▶ **PROBLEM STATEMENT**
Update the rows from the start of the records through the line containing "data-label: 0.833: [760, 67, 797, 84]" by swapping "x-tick-label" for "x-axis-tick", and change nothing else in those lines.

## BEGIN AVAILABLE DATA

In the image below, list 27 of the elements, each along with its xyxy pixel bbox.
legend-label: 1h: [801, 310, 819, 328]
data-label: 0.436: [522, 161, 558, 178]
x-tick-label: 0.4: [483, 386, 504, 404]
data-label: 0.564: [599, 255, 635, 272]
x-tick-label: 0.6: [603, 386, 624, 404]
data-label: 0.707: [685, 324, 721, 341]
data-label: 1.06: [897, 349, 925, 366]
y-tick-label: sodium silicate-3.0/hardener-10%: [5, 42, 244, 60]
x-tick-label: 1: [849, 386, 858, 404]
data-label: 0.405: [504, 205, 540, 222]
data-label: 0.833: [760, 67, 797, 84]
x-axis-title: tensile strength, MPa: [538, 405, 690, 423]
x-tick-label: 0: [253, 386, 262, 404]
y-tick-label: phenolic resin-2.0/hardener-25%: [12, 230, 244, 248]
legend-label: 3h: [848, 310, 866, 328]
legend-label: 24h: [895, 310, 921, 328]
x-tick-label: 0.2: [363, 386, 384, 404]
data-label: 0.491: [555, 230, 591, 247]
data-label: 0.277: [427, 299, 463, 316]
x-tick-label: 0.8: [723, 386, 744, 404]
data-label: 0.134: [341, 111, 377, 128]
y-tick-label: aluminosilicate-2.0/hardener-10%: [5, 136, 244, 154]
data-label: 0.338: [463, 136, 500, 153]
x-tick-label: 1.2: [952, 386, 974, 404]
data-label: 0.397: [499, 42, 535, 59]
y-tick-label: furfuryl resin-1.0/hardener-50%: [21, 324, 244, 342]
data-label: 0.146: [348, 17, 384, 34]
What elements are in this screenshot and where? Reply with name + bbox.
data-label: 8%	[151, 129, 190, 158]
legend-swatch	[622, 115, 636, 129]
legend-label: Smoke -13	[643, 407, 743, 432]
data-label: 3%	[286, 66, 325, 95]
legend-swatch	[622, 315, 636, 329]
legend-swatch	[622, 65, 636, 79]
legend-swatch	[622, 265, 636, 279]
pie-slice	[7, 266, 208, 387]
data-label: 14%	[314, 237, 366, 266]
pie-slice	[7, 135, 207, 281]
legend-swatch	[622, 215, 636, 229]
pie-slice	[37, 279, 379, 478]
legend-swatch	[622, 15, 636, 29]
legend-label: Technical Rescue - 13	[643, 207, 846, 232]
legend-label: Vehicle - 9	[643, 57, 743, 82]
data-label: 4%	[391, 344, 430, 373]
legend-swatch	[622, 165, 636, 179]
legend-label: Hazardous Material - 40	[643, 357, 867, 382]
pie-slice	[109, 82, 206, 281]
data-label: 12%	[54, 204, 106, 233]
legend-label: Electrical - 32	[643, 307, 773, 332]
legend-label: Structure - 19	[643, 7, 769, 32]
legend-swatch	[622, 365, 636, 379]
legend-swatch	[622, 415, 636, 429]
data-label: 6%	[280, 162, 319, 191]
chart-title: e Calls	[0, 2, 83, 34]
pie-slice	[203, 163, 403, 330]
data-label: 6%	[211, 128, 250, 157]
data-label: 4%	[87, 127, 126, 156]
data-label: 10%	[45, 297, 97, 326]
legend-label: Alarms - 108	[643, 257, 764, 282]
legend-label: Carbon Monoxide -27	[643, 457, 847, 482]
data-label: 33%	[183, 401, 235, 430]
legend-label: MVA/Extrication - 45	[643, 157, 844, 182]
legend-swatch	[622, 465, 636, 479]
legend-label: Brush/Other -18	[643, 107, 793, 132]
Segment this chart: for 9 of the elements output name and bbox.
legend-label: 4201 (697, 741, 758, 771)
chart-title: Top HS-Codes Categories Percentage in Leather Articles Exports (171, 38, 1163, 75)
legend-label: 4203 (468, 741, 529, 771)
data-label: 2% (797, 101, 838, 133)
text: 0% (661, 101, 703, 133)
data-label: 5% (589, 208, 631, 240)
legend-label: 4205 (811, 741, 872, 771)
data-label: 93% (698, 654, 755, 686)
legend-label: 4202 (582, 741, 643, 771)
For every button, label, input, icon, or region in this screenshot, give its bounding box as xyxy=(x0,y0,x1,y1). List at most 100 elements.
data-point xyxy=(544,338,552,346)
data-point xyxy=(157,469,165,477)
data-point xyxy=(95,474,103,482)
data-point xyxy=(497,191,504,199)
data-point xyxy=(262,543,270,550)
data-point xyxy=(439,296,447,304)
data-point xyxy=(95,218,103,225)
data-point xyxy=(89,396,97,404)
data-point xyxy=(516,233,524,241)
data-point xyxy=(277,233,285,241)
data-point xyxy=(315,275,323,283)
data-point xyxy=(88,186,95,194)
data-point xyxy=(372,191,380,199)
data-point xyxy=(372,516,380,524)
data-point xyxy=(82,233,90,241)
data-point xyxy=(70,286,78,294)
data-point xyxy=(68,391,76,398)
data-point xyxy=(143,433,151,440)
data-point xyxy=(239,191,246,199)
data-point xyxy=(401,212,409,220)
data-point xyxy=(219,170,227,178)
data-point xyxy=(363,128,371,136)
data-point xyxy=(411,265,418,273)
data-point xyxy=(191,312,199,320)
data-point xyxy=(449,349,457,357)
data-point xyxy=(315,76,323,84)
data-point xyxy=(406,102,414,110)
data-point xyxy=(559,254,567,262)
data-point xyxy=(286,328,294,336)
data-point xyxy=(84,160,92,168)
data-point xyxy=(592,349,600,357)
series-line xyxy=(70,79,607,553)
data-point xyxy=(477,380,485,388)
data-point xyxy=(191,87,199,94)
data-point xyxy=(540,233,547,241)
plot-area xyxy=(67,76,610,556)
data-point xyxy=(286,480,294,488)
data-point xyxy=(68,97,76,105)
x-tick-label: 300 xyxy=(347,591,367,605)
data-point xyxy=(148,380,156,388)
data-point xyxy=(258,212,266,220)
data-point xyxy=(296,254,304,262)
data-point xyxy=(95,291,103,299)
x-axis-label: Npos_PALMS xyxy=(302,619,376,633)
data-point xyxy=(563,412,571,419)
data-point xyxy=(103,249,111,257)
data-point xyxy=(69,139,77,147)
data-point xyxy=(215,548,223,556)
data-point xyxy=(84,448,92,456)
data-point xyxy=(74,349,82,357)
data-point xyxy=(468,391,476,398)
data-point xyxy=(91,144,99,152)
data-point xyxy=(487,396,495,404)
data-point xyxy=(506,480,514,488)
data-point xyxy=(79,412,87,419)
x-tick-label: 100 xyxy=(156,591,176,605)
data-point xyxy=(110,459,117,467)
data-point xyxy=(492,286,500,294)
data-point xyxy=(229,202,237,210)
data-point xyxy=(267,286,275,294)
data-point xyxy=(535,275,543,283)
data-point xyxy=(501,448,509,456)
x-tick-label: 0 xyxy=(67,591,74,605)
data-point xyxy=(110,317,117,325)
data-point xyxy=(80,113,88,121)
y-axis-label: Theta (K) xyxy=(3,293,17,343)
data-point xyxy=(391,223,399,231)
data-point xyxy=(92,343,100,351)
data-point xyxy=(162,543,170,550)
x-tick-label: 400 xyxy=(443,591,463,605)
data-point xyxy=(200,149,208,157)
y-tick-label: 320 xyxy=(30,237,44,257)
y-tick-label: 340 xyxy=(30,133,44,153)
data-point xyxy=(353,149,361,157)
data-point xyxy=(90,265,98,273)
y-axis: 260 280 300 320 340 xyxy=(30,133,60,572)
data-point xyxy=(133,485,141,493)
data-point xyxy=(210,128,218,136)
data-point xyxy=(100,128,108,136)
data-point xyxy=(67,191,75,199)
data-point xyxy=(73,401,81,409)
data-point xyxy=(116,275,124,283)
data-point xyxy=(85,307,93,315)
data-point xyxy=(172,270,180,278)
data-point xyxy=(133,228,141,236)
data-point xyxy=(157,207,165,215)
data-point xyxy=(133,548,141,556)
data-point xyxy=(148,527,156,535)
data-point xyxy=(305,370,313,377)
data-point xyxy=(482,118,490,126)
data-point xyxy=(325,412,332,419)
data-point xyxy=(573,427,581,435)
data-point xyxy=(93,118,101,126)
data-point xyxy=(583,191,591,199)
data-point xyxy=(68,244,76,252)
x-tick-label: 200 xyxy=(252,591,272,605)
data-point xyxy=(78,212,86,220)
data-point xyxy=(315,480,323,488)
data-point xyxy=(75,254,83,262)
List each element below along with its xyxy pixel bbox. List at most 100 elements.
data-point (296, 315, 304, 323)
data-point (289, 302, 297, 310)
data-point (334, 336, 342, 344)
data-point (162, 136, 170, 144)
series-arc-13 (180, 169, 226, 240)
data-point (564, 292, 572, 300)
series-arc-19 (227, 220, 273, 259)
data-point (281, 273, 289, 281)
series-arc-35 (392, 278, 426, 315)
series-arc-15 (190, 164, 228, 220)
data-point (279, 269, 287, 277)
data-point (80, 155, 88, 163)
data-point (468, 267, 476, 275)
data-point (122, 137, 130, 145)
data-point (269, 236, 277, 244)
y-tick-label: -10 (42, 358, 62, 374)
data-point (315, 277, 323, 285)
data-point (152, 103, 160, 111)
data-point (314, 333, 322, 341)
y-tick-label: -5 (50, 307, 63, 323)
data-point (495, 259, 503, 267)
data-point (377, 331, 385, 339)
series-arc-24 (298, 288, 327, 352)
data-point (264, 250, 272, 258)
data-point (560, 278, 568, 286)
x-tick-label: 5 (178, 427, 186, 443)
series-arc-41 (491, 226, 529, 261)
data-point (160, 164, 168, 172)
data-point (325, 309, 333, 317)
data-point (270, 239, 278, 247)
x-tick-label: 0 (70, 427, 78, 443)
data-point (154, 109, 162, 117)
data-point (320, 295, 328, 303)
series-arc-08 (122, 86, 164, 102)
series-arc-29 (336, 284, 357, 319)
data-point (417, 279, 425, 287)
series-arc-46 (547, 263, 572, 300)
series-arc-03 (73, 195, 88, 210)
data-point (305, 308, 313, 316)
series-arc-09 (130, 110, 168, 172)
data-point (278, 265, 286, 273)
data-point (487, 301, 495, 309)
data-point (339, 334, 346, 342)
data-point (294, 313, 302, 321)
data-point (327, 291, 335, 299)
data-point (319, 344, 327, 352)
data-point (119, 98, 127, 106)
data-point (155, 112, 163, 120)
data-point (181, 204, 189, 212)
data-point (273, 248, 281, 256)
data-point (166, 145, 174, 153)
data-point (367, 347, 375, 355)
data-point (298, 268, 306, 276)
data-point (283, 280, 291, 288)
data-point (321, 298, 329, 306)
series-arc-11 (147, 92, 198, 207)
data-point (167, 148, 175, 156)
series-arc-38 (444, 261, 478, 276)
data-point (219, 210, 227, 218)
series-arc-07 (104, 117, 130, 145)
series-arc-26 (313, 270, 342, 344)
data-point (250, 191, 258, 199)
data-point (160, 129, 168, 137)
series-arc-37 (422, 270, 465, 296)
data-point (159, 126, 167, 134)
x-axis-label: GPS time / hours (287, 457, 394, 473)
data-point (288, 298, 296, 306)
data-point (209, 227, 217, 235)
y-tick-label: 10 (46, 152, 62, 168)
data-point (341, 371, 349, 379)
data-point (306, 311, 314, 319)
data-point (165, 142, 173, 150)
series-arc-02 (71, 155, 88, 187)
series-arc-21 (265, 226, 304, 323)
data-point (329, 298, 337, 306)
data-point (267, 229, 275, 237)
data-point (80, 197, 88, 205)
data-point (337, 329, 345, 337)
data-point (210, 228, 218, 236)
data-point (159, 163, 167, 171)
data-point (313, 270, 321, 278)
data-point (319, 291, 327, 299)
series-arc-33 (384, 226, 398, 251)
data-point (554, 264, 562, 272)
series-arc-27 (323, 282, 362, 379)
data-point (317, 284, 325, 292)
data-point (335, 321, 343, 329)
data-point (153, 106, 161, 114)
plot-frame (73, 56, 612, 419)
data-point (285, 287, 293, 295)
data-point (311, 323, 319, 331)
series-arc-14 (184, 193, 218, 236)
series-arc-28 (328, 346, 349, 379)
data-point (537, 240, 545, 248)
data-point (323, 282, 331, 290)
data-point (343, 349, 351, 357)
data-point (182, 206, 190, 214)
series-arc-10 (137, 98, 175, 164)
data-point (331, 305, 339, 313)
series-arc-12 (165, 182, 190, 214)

## END AVAILABLE DATA

▶ **FINAL ANSWER**
In the image below, list 27 of the elements, each along with its xyxy pixel bbox.
legend-label: 1h: [801, 310, 819, 328]
data-label: 0.436: [522, 161, 558, 178]
x-axis-tick: 0.4: [483, 386, 504, 404]
data-label: 0.564: [599, 255, 635, 272]
x-axis-tick: 0.6: [603, 386, 624, 404]
data-label: 0.707: [685, 324, 721, 341]
data-label: 1.06: [897, 349, 925, 366]
y-tick-label: sodium silicate-3.0/hardener-10%: [5, 42, 244, 60]
x-axis-tick: 1: [849, 386, 858, 404]
data-label: 0.405: [504, 205, 540, 222]
data-label: 0.833: [760, 67, 797, 84]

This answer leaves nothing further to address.